Recorded data
>> Start

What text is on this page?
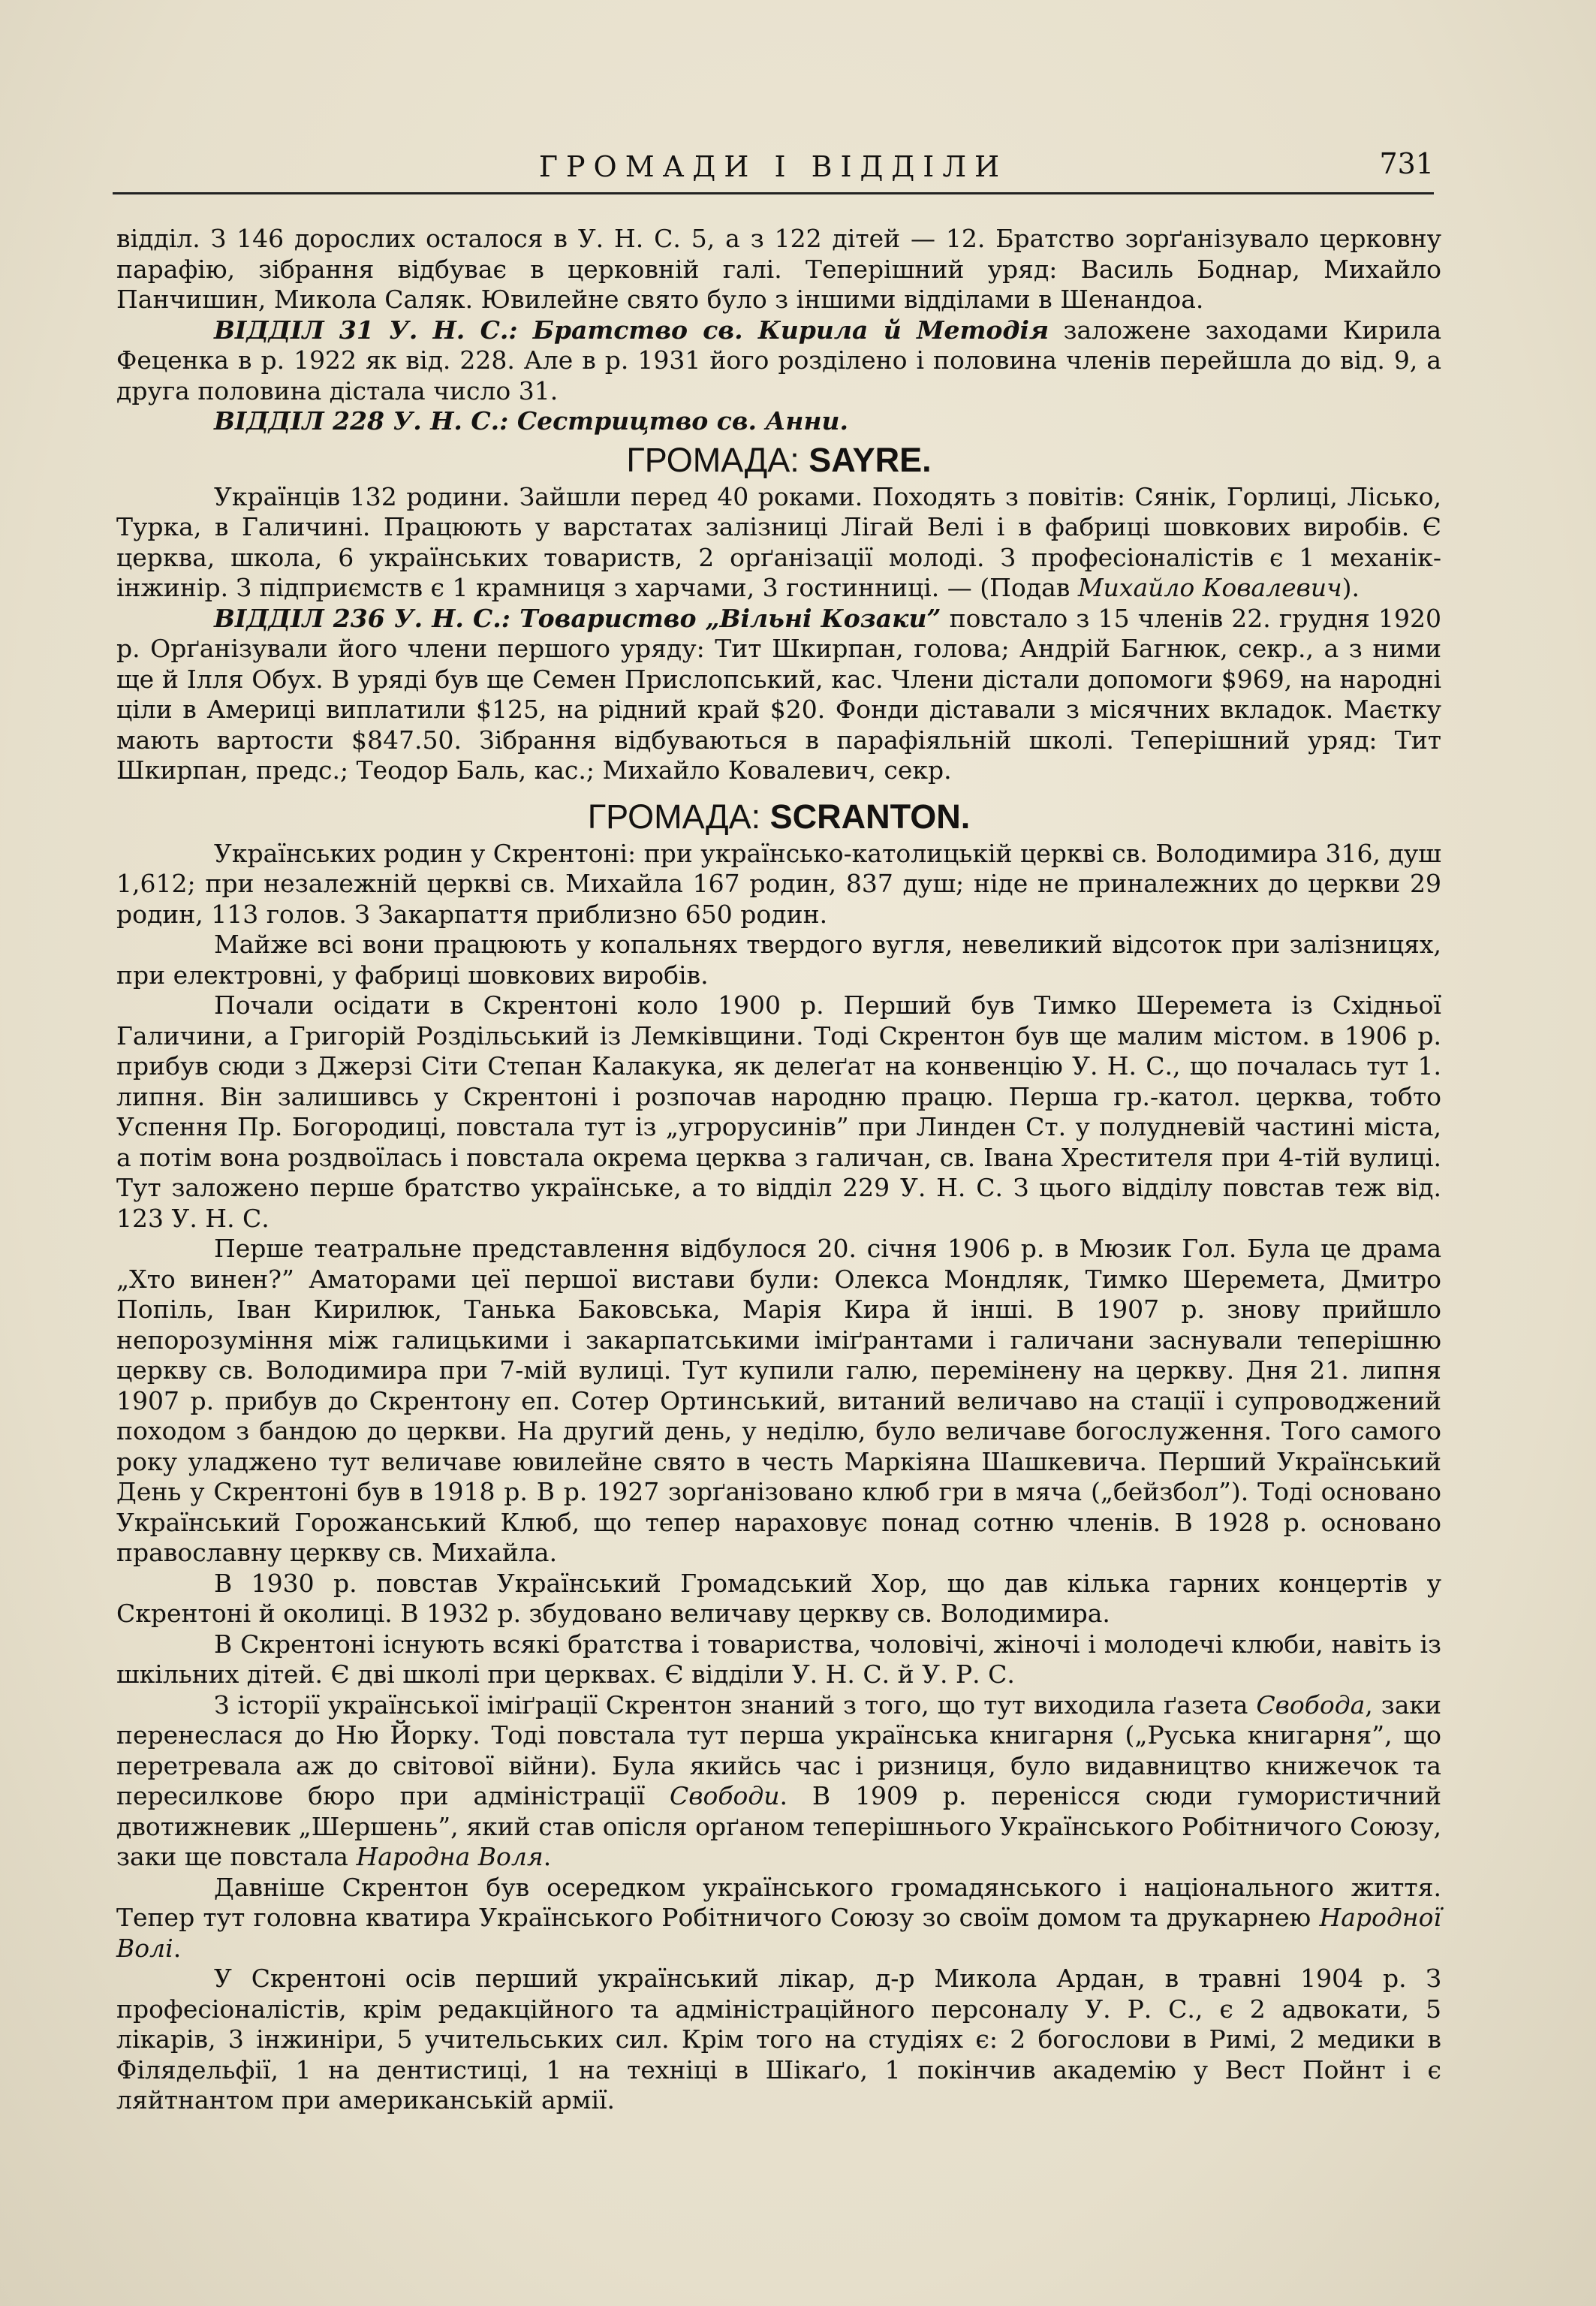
ГРОМАДИ І ВІДДІЛИ	731

відділ. З 146 дорослих осталося в У. Н. С. 5, а з 122 дітей — 12. Братство зорґанізувало церковну парафію, зібрання відбуває в церковній галі. Теперішний уряд: Василь Боднар, Михайло Панчишин, Микола Саляк. Ювилейне свято було з іншими відділами в Шенандоа.

ВІДДІЛ 31 У. Н. С.: Братство св. Кирила й Методія заложене заходами Кирила Феценка в р. 1922 як від. 228. Але в р. 1931 його розділено і половина членів перейшла до від. 9, а друга половина дістала число 31.

ВІДДІЛ 228 У. Н. С.: Сестрицтво св. Анни.

ГРОМАДА: SAYRE.

Українців 132 родини. Зайшли перед 40 роками. Походять з повітів: Сянік, Горлиці, Лісько, Турка, в Галичині. Працюють у варстатах залізниці Лігай Велі і в фабриці шовкових виробів. Є церква, школа, 6 українських товариств, 2 орґанізації молоді. З професіоналістів є 1 механік-інжинір. З підприємств є 1 крамниця з харчами, 3 гостинниці. — (Подав Михайло Ковалевич).

ВІДДІЛ 236 У. Н. С.: Товариство „Вільні Козаки” повстало з 15 членів 22. грудня 1920 р. Орґанізували його члени першого уряду: Тит Шкирпан, голова; Андрій Багнюк, секр., а з ними ще й Ілля Обух. В уряді був ще Семен Прислопський, кас. Члени дістали допомоги $969, на народні ціли в Америці виплатили $125, на рідний край $20. Фонди діставали з місячних вкладок. Маєтку мають вартости $847.50. Зібрання відбуваються в парафіяльній школі. Теперішний уряд: Тит Шкирпан, предс.; Теодор Баль, кас.; Михайло Ковалевич, секр.

ГРОМАДА: SCRANTON.

Українських родин у Скрентоні: при українсько-католицькій церкві св. Володимира 316, душ 1,612; при незалежній церкві св. Михайла 167 родин, 837 душ; ніде не приналежних до церкви 29 родин, 113 голов. З Закарпаття приблизно 650 родин.

Майже всі вони працюють у копальнях твердого вугля, невеликий відсоток при залізницях, при електровні, у фабриці шовкових виробів.

Почали осідати в Скрентоні коло 1900 р. Перший був Тимко Шеремета із Східньої Галичини, а Григорій Роздільський із Лемківщини. Тоді Скрентон був ще малим містом. в 1906 р. прибув сюди з Джерзі Сіти Степан Калакука, як делеґат на конвенцію У. Н. С., що почалась тут 1. липня. Він залишивсь у Скрентоні і розпочав народню працю. Перша гр.-катол. церква, тобто Успення Пр. Богородиці, повстала тут із „угрорусинів” при Линден Ст. у полудневій частині міста, а потім вона роздвоїлась і повстала окрема церква з галичан, св. Івана Хрестителя при 4-тій вулиці. Тут заложено перше братство українське, а то відділ 229 У. Н. С. З цього відділу повстав теж від. 123 У. Н. С.

Перше театральне представлення відбулося 20. січня 1906 р. в Мюзик Гол. Була це драма „Хто винен?” Аматорами цеї першої вистави були: Олекса Мондляк, Тимко Шеремета, Дмитро Попіль, Іван Кирилюк, Танька Баковська, Марія Кира й інші. В 1907 р. знову прийшло непорозуміння між галицькими і закарпатськими іміґрантами і галичани заснували теперішню церкву св. Володимира при 7-мій вулиці. Тут купили галю, перемінену на церкву. Дня 21. липня 1907 р. прибув до Скрентону еп. Сотер Ортинський, витаний величаво на стації і супроводжений походом з бандою до церкви. На другий день, у неділю, було величаве богослуження. Того самого року уладжено тут величаве ювилейне свято в честь Маркіяна Шашкевича. Перший Український День у Скрентоні був в 1918 р. В р. 1927 зорґанізовано клюб гри в мяча („бейзбол”). Тоді основано Український Горожанський Клюб, що тепер нараховує понад сотню членів. В 1928 р. основано православну церкву св. Михайла.

В 1930 р. повстав Український Громадський Хор, що дав кілька гарних концертів у Скрентоні й околиці. В 1932 р. збудовано величаву церкву св. Володимира.

В Скрентоні існують всякі братства і товариства, чоловічі, жіночі і молодечі клюби, навіть із шкільних дітей. Є дві школі при церквах. Є відділи У. Н. С. й У. Р. С.

З історії української іміґрації Скрентон знаний з того, що тут виходила ґазета Свобода, заки перенеслася до Ню Йорку. Тоді повстала тут перша українська книгарня („Руська книгарня”, що перетревала аж до світової війни). Була якийсь час і ризниця, було видавництво книжечок та пересилкове бюро при адміністрації Свободи. В 1909 р. перенісся сюди гумористичний двотижневик „Шершень”, який став опісля орґаном теперішнього Українського Робітничого Союзу, заки ще повстала Народна Воля.

Давніше Скрентон був осередком українського громадянського і національного життя. Тепер тут головна кватира Українського Робітничого Союзу зо своїм домом та друкарнею Народної Волі.

У Скрентоні осів перший український лікар, д-р Микола Ардан, в травні 1904 р. З професіоналістів, крім редакційного та адміністраційного персоналу У. Р. С., є 2 адвокати, 5 лікарів, 3 інжиніри, 5 учительських сил. Крім того на студіях є: 2 богослови в Римі, 2 медики в Філядельфії, 1 на дентистиці, 1 на техніці в Шікаґо, 1 покінчив академію у Вест Пойнт і є ляйтнантом при американській армії.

>> End

**GIVEN TASK**
Tally how many lines of the data include the word "Михайла". Write the number and nothing else.

**PROBLEM SOLUTION**
2